[What the exercise asks] In the entries below, find the lines with the word "rismed" and copy them.

[Collected data entries]
---*---

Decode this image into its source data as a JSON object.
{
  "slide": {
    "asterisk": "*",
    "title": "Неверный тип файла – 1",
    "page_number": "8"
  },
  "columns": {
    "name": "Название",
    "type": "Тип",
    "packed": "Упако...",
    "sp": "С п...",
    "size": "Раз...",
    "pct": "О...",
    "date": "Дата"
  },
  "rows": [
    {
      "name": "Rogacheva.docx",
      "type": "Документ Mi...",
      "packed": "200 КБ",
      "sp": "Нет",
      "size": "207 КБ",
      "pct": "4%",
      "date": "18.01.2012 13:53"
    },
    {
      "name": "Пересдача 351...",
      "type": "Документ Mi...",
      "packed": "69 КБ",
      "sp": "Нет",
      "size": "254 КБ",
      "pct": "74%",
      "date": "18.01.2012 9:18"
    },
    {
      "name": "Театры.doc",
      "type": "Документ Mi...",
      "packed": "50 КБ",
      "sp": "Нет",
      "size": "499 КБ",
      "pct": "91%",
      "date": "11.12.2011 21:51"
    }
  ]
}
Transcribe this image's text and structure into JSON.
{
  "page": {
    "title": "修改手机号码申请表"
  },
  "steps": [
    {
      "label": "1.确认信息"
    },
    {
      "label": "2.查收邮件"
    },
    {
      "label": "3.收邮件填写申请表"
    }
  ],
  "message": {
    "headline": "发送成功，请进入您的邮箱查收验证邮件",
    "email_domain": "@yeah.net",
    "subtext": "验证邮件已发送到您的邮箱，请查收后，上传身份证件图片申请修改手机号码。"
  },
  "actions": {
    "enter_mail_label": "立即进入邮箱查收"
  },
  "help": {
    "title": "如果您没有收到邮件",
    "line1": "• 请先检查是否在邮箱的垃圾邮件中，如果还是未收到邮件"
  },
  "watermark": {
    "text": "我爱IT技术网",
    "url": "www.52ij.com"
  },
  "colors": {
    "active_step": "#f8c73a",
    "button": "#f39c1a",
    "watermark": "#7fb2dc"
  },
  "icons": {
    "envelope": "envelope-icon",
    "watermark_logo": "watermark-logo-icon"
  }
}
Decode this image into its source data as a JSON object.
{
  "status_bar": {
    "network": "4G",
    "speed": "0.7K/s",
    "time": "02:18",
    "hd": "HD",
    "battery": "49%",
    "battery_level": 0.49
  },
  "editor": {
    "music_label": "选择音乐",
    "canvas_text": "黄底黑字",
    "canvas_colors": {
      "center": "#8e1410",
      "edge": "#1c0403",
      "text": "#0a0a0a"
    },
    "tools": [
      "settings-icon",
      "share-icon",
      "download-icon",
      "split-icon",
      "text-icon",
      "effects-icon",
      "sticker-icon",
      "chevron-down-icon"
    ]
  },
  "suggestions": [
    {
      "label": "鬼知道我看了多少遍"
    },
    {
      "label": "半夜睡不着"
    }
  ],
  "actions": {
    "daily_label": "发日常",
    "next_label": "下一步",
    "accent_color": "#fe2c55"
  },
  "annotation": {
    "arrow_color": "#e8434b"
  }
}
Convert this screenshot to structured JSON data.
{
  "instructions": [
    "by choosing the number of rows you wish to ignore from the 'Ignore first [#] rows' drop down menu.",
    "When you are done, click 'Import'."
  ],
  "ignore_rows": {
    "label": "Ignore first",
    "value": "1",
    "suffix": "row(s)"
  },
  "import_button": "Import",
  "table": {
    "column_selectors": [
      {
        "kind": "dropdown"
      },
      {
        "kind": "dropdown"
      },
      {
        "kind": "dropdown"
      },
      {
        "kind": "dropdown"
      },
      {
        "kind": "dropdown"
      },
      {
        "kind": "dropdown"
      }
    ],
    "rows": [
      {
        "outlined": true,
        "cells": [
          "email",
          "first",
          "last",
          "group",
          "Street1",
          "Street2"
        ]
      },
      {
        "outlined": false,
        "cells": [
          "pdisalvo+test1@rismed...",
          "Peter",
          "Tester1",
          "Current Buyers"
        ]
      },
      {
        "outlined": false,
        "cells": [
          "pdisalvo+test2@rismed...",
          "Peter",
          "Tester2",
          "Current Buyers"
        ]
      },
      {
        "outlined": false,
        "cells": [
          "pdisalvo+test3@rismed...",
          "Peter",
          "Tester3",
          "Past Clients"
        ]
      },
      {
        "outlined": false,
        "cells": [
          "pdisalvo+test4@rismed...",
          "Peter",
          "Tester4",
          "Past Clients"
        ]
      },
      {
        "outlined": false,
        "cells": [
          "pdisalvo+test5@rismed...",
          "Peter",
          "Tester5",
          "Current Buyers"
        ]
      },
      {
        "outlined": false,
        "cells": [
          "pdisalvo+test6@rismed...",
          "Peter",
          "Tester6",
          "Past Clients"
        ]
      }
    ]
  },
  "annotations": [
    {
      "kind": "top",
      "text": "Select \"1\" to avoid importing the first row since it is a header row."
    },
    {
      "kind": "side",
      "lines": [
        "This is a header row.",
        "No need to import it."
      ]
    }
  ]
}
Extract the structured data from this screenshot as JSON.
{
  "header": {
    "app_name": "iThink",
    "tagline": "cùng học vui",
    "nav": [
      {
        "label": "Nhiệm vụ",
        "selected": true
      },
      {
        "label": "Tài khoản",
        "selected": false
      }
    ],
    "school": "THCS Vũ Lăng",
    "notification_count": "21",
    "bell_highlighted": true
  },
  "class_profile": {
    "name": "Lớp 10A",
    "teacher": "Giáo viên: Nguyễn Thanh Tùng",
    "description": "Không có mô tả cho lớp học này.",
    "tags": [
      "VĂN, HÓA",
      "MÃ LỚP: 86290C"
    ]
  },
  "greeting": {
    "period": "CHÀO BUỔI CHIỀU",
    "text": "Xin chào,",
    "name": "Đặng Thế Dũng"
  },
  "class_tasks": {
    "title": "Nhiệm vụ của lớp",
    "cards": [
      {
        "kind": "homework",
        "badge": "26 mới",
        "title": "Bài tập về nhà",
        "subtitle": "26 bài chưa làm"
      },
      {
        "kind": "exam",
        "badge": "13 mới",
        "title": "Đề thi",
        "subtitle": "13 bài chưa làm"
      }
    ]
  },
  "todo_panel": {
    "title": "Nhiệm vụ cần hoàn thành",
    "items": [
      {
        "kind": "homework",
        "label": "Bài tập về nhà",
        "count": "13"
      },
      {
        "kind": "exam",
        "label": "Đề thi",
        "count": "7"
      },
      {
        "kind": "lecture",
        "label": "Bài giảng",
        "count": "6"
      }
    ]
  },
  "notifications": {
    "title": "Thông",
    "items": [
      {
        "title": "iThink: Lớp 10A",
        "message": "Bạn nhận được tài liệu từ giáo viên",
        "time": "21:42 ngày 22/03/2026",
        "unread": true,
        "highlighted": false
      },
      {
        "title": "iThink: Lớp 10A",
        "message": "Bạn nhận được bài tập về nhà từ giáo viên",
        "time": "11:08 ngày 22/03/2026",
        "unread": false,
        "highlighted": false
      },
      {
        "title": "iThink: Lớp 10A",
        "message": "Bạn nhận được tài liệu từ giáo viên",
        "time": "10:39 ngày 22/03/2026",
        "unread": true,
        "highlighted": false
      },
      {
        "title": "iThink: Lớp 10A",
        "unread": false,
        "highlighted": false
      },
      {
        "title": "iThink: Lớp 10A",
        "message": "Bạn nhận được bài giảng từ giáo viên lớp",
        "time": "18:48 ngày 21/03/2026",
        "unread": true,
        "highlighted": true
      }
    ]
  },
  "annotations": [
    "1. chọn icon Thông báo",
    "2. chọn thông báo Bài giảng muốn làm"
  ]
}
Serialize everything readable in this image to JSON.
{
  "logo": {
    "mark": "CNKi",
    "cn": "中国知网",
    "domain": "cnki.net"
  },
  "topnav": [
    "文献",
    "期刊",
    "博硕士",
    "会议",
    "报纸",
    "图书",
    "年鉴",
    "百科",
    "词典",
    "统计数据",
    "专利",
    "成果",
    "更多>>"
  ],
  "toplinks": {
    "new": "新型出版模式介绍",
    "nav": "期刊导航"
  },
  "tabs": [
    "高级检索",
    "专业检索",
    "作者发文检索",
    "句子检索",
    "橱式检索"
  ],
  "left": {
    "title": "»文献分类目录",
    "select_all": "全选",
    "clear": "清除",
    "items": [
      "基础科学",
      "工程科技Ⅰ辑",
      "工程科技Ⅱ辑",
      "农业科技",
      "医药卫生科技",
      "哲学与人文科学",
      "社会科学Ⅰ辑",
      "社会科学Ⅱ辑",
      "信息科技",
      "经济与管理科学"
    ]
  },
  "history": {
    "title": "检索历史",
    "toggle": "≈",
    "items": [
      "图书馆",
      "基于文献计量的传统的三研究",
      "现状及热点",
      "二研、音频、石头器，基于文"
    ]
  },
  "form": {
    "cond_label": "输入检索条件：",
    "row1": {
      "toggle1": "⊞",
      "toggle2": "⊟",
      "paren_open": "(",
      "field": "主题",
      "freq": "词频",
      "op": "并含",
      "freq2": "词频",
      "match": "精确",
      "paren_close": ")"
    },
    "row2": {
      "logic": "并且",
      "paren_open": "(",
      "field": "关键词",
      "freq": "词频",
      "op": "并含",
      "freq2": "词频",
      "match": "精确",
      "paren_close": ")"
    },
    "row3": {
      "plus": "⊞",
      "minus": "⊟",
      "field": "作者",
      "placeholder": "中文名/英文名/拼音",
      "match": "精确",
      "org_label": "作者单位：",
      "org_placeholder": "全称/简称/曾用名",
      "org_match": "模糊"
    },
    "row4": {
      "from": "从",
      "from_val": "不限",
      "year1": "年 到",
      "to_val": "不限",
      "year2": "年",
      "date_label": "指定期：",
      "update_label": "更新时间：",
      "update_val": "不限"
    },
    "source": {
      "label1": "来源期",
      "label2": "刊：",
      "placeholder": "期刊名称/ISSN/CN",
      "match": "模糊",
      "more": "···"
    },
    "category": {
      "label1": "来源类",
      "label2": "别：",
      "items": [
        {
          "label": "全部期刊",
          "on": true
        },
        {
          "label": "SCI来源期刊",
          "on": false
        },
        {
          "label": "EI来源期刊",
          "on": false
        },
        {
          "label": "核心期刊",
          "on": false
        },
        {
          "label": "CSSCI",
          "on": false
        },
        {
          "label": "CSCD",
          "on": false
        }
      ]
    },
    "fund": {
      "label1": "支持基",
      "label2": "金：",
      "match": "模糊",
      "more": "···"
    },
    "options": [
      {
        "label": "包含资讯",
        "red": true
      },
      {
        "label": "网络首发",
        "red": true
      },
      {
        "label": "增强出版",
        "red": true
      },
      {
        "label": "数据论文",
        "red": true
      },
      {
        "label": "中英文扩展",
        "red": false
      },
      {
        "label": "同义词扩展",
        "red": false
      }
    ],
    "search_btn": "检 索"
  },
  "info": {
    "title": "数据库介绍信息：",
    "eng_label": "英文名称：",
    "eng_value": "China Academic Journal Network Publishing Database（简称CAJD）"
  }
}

---*---

[Answer for this exercise]
          "pdisalvo+test1@rismed...",
          "pdisalvo+test2@rismed...",
          "pdisalvo+test3@rismed...",
          "pdisalvo+test4@rismed...",
          "pdisalvo+test5@rismed...",
          "pdisalvo+test6@rismed...",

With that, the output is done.